Extracted data entries:
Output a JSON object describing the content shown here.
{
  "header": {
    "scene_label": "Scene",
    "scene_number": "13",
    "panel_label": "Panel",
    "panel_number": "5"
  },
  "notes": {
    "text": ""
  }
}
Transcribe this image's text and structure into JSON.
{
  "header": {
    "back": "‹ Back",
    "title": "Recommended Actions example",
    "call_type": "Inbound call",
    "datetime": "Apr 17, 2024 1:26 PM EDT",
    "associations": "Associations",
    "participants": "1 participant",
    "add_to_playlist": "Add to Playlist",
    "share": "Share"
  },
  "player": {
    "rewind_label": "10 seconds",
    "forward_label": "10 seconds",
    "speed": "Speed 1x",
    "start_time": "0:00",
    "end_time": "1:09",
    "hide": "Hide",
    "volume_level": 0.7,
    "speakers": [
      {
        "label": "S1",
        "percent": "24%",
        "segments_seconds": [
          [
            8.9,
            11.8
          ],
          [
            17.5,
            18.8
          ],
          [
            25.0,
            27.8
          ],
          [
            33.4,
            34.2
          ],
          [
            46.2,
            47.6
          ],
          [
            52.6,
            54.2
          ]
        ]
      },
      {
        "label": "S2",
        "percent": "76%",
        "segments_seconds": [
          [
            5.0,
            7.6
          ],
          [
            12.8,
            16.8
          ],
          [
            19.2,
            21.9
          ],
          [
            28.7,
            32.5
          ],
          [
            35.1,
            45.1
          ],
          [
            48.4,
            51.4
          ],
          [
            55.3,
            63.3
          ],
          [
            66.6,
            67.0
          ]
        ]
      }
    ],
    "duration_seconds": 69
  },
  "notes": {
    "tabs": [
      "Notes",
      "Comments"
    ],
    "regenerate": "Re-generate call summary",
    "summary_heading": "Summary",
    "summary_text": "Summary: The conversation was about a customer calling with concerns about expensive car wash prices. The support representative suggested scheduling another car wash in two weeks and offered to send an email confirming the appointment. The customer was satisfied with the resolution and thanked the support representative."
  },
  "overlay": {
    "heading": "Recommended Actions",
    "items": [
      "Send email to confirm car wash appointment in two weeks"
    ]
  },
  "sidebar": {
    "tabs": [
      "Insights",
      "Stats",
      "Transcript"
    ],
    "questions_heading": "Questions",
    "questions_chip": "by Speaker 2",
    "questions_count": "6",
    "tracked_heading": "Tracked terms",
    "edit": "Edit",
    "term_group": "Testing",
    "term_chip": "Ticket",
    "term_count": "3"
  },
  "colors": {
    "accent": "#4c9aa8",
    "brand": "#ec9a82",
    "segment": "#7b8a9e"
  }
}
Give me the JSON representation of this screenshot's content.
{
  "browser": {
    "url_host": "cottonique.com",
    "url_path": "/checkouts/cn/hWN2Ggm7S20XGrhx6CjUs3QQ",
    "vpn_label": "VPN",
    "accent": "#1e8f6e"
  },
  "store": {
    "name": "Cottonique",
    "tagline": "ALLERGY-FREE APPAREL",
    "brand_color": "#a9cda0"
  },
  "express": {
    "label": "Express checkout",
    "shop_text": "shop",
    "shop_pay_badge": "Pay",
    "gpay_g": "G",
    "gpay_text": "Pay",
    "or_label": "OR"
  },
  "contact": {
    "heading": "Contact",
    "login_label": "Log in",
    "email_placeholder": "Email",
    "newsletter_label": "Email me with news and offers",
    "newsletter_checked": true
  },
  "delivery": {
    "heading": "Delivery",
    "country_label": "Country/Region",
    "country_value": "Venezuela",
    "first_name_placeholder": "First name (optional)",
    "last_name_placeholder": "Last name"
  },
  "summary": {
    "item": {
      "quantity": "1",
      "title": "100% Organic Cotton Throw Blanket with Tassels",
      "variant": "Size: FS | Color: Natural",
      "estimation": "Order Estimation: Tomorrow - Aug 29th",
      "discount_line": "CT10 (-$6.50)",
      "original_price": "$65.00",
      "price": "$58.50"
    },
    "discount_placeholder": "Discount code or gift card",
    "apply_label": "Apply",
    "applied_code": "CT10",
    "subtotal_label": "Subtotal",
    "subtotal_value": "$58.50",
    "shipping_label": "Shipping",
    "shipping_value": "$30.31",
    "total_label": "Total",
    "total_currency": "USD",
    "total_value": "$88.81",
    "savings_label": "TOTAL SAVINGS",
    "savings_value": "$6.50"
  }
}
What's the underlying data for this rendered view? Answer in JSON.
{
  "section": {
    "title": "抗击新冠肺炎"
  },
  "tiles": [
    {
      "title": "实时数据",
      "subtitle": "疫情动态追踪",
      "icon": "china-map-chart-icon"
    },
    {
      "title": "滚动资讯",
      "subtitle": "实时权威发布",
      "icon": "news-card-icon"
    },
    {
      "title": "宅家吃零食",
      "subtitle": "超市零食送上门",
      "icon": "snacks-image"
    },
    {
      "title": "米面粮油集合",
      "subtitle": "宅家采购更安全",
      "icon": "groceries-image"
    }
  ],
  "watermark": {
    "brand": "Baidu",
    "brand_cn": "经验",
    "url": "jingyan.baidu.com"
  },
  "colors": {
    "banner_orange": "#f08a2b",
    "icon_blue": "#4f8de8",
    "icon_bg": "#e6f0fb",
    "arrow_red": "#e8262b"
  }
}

Problem to work on: Reproduce the material above without altering a single character.

Response to the exercise:
Output a JSON object describing the content shown here.
{
  "header": {
    "scene_label": "Scene",
    "scene_number": "13",
    "panel_label": "Panel",
    "panel_number": "5"
  },
  "notes": {
    "text": ""
  }
}
Transcribe this image's text and structure into JSON.
{
  "header": {
    "back": "‹ Back",
    "title": "Recommended Actions example",
    "call_type": "Inbound call",
    "datetime": "Apr 17, 2024 1:26 PM EDT",
    "associations": "Associations",
    "participants": "1 participant",
    "add_to_playlist": "Add to Playlist",
    "share": "Share"
  },
  "player": {
    "rewind_label": "10 seconds",
    "forward_label": "10 seconds",
    "speed": "Speed 1x",
    "start_time": "0:00",
    "end_time": "1:09",
    "hide": "Hide",
    "volume_level": 0.7,
    "speakers": [
      {
        "label": "S1",
        "percent": "24%",
        "segments_seconds": [
          [
            8.9,
            11.8
          ],
          [
            17.5,
            18.8
          ],
          [
            25.0,
            27.8
          ],
          [
            33.4,
            34.2
          ],
          [
            46.2,
            47.6
          ],
          [
            52.6,
            54.2
          ]
        ]
      },
      {
        "label": "S2",
        "percent": "76%",
        "segments_seconds": [
          [
            5.0,
            7.6
          ],
          [
            12.8,
            16.8
          ],
          [
            19.2,
            21.9
          ],
          [
            28.7,
            32.5
          ],
          [
            35.1,
            45.1
          ],
          [
            48.4,
            51.4
          ],
          [
            55.3,
            63.3
          ],
          [
            66.6,
            67.0
          ]
        ]
      }
    ],
    "duration_seconds": 69
  },
  "notes": {
    "tabs": [
      "Notes",
      "Comments"
    ],
    "regenerate": "Re-generate call summary",
    "summary_heading": "Summary",
    "summary_text": "Summary: The conversation was about a customer calling with concerns about expensive car wash prices. The support representative suggested scheduling another car wash in two weeks and offered to send an email confirming the appointment. The customer was satisfied with the resolution and thanked the support representative."
  },
  "overlay": {
    "heading": "Recommended Actions",
    "items": [
      "Send email to confirm car wash appointment in two weeks"
    ]
  },
  "sidebar": {
    "tabs": [
      "Insights",
      "Stats",
      "Transcript"
    ],
    "questions_heading": "Questions",
    "questions_chip": "by Speaker 2",
    "questions_count": "6",
    "tracked_heading": "Tracked terms",
    "edit": "Edit",
    "term_group": "Testing",
    "term_chip": "Ticket",
    "term_count": "3"
  },
  "colors": {
    "accent": "#4c9aa8",
    "brand": "#ec9a82",
    "segment": "#7b8a9e"
  }
}
Give me the JSON representation of this screenshot's content.
{
  "browser": {
    "url_host": "cottonique.com",
    "url_path": "/checkouts/cn/hWN2Ggm7S20XGrhx6CjUs3QQ",
    "vpn_label": "VPN",
    "accent": "#1e8f6e"
  },
  "store": {
    "name": "Cottonique",
    "tagline": "ALLERGY-FREE APPAREL",
    "brand_color": "#a9cda0"
  },
  "express": {
    "label": "Express checkout",
    "shop_text": "shop",
    "shop_pay_badge": "Pay",
    "gpay_g": "G",
    "gpay_text": "Pay",
    "or_label": "OR"
  },
  "contact": {
    "heading": "Contact",
    "login_label": "Log in",
    "email_placeholder": "Email",
    "newsletter_label": "Email me with news and offers",
    "newsletter_checked": true
  },
  "delivery": {
    "heading": "Delivery",
    "country_label": "Country/Region",
    "country_value": "Venezuela",
    "first_name_placeholder": "First name (optional)",
    "last_name_placeholder": "Last name"
  },
  "summary": {
    "item": {
      "quantity": "1",
      "title": "100% Organic Cotton Throw Blanket with Tassels",
      "variant": "Size: FS | Color: Natural",
      "estimation": "Order Estimation: Tomorrow - Aug 29th",
      "discount_line": "CT10 (-$6.50)",
      "original_price": "$65.00",
      "price": "$58.50"
    },
    "discount_placeholder": "Discount code or gift card",
    "apply_label": "Apply",
    "applied_code": "CT10",
    "subtotal_label": "Subtotal",
    "subtotal_value": "$58.50",
    "shipping_label": "Shipping",
    "shipping_value": "$30.31",
    "total_label": "Total",
    "total_currency": "USD",
    "total_value": "$88.81",
    "savings_label": "TOTAL SAVINGS",
    "savings_value": "$6.50"
  }
}
What's the underlying data for this rendered view? Answer in JSON.
{
  "section": {
    "title": "抗击新冠肺炎"
  },
  "tiles": [
    {
      "title": "实时数据",
      "subtitle": "疫情动态追踪",
      "icon": "china-map-chart-icon"
    },
    {
      "title": "滚动资讯",
      "subtitle": "实时权威发布",
      "icon": "news-card-icon"
    },
    {
      "title": "宅家吃零食",
      "subtitle": "超市零食送上门",
      "icon": "snacks-image"
    },
    {
      "title": "米面粮油集合",
      "subtitle": "宅家采购更安全",
      "icon": "groceries-image"
    }
  ],
  "watermark": {
    "brand": "Baidu",
    "brand_cn": "经验",
    "url": "jingyan.baidu.com"
  },
  "colors": {
    "banner_orange": "#f08a2b",
    "icon_blue": "#4f8de8",
    "icon_bg": "#e6f0fb",
    "arrow_red": "#e8262b"
  }
}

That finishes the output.